> Record excerpts:
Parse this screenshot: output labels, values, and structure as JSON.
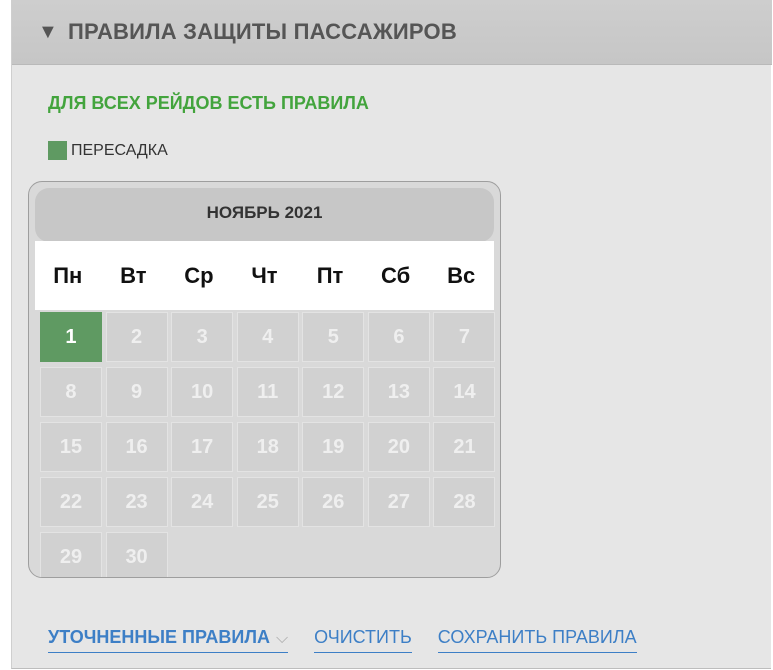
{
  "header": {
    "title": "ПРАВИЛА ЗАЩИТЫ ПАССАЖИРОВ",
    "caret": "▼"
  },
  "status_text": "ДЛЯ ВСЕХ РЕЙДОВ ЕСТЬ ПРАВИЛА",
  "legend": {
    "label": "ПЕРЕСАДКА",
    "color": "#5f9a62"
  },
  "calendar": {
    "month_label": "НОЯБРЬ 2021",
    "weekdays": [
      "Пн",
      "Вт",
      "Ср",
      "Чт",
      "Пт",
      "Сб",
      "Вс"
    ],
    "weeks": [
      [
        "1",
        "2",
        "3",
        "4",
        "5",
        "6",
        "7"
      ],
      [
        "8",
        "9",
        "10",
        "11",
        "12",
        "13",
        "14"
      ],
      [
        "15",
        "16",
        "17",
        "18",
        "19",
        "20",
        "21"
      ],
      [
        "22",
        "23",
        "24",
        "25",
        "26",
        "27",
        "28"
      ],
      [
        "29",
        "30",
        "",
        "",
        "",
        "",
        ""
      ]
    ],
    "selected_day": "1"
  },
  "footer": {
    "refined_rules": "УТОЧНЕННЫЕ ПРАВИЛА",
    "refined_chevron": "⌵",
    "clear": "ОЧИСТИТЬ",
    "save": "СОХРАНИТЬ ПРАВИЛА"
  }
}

> The exercise:
Keep the pictures out and write out the records exactly.

> Full response:
Parse this screenshot: output labels, values, and structure as JSON.
{
  "header": {
    "title": "ПРАВИЛА ЗАЩИТЫ ПАССАЖИРОВ",
    "caret": "▼"
  },
  "status_text": "ДЛЯ ВСЕХ РЕЙДОВ ЕСТЬ ПРАВИЛА",
  "legend": {
    "label": "ПЕРЕСАДКА",
    "color": "#5f9a62"
  },
  "calendar": {
    "month_label": "НОЯБРЬ 2021",
    "weekdays": [
      "Пн",
      "Вт",
      "Ср",
      "Чт",
      "Пт",
      "Сб",
      "Вс"
    ],
    "weeks": [
      [
        "1",
        "2",
        "3",
        "4",
        "5",
        "6",
        "7"
      ],
      [
        "8",
        "9",
        "10",
        "11",
        "12",
        "13",
        "14"
      ],
      [
        "15",
        "16",
        "17",
        "18",
        "19",
        "20",
        "21"
      ],
      [
        "22",
        "23",
        "24",
        "25",
        "26",
        "27",
        "28"
      ],
      [
        "29",
        "30",
        "",
        "",
        "",
        "",
        ""
      ]
    ],
    "selected_day": "1"
  },
  "footer": {
    "refined_rules": "УТОЧНЕННЫЕ ПРАВИЛА",
    "refined_chevron": "⌵",
    "clear": "ОЧИСТИТЬ",
    "save": "СОХРАНИТЬ ПРАВИЛА"
  }
}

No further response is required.